◆ **What the task requires**
Transcribe the records in full, keeping every character as it is.

(Dataset entries)
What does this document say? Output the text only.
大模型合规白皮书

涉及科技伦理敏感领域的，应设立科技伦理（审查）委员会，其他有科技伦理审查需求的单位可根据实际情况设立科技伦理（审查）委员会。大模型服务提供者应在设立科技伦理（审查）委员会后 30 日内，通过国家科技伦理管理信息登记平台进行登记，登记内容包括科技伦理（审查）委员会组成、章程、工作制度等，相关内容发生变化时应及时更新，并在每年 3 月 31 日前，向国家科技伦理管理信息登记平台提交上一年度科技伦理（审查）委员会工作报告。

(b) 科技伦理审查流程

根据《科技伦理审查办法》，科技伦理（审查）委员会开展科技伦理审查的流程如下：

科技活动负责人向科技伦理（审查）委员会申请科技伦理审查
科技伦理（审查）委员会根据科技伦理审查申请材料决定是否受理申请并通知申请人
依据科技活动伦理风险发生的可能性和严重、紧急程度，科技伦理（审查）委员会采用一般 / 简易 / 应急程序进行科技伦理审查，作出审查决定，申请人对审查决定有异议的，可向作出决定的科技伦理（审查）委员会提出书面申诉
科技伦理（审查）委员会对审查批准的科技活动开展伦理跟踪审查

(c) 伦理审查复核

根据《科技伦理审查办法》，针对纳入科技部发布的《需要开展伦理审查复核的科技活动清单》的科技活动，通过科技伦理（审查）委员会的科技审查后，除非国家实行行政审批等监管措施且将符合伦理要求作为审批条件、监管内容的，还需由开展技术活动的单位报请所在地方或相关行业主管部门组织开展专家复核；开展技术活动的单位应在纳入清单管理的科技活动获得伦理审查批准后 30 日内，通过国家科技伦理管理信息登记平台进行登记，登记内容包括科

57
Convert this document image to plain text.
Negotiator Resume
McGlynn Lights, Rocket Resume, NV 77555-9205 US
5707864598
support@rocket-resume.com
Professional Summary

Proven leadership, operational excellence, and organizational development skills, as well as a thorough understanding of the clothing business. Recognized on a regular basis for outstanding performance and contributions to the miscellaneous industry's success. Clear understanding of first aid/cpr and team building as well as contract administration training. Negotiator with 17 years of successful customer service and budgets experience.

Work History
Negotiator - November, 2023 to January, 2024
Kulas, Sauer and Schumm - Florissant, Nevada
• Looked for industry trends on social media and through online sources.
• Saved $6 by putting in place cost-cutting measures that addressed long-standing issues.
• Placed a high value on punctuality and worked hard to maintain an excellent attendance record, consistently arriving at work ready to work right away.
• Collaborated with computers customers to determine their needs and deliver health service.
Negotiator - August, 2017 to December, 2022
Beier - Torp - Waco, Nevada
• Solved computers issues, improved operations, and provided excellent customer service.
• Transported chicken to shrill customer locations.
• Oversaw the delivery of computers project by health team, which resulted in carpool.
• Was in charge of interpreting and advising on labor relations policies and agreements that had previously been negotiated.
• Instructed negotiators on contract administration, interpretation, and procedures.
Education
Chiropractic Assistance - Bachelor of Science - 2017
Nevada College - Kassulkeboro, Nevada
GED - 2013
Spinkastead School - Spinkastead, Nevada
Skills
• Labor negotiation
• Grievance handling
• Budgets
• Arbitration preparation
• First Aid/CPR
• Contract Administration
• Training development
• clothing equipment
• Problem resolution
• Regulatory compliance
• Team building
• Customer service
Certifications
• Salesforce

◆ **Task response**
What does this document say? Output the text only.
大模型合规白皮书

涉及科技伦理敏感领域的，应设立科技伦理（审查）委员会，其他有科技伦理审查需求的单位可根据实际情况设立科技伦理（审查）委员会。大模型服务提供者应在设立科技伦理（审查）委员会后 30 日内，通过国家科技伦理管理信息登记平台进行登记，登记内容包括科技伦理（审查）委员会组成、章程、工作制度等，相关内容发生变化时应及时更新，并在每年 3 月 31 日前，向国家科技伦理管理信息登记平台提交上一年度科技伦理（审查）委员会工作报告。

(b) 科技伦理审查流程

根据《科技伦理审查办法》，科技伦理（审查）委员会开展科技伦理审查的流程如下：

科技活动负责人向科技伦理（审查）委员会申请科技伦理审查
科技伦理（审查）委员会根据科技伦理审查申请材料决定是否受理申请并通知申请人
依据科技活动伦理风险发生的可能性和严重、紧急程度，科技伦理（审查）委员会采用一般 / 简易 / 应急程序进行科技伦理审查，作出审查决定，申请人对审查决定有异议的，可向作出决定的科技伦理（审查）委员会提出书面申诉
科技伦理（审查）委员会对审查批准的科技活动开展伦理跟踪审查

(c) 伦理审查复核

根据《科技伦理审查办法》，针对纳入科技部发布的《需要开展伦理审查复核的科技活动清单》的科技活动，通过科技伦理（审查）委员会的科技审查后，除非国家实行行政审批等监管措施且将符合伦理要求作为审批条件、监管内容的，还需由开展技术活动的单位报请所在地方或相关行业主管部门组织开展专家复核；开展技术活动的单位应在纳入清单管理的科技活动获得伦理审查批准后 30 日内，通过国家科技伦理管理信息登记平台进行登记，登记内容包括科

57
Convert this document image to plain text.
Negotiator Resume
McGlynn Lights, Rocket Resume, NV 77555-9205 US
5707864598
support@rocket-resume.com
Professional Summary

Proven leadership, operational excellence, and organizational development skills, as well as a thorough understanding of the clothing business. Recognized on a regular basis for outstanding performance and contributions to the miscellaneous industry's success. Clear understanding of first aid/cpr and team building as well as contract administration training. Negotiator with 17 years of successful customer service and budgets experience.

Work History
Negotiator - November, 2023 to January, 2024
Kulas, Sauer and Schumm - Florissant, Nevada
• Looked for industry trends on social media and through online sources.
• Saved $6 by putting in place cost-cutting measures that addressed long-standing issues.
• Placed a high value on punctuality and worked hard to maintain an excellent attendance record, consistently arriving at work ready to work right away.
• Collaborated with computers customers to determine their needs and deliver health service.
Negotiator - August, 2017 to December, 2022
Beier - Torp - Waco, Nevada
• Solved computers issues, improved operations, and provided excellent customer service.
• Transported chicken to shrill customer locations.
• Oversaw the delivery of computers project by health team, which resulted in carpool.
• Was in charge of interpreting and advising on labor relations policies and agreements that had previously been negotiated.
• Instructed negotiators on contract administration, interpretation, and procedures.
Education
Chiropractic Assistance - Bachelor of Science - 2017
Nevada College - Kassulkeboro, Nevada
GED - 2013
Spinkastead School - Spinkastead, Nevada
Skills
• Labor negotiation
• Grievance handling
• Budgets
• Arbitration preparation
• First Aid/CPR
• Contract Administration
• Training development
• clothing equipment
• Problem resolution
• Regulatory compliance
• Team building
• Customer service
Certifications
• Salesforce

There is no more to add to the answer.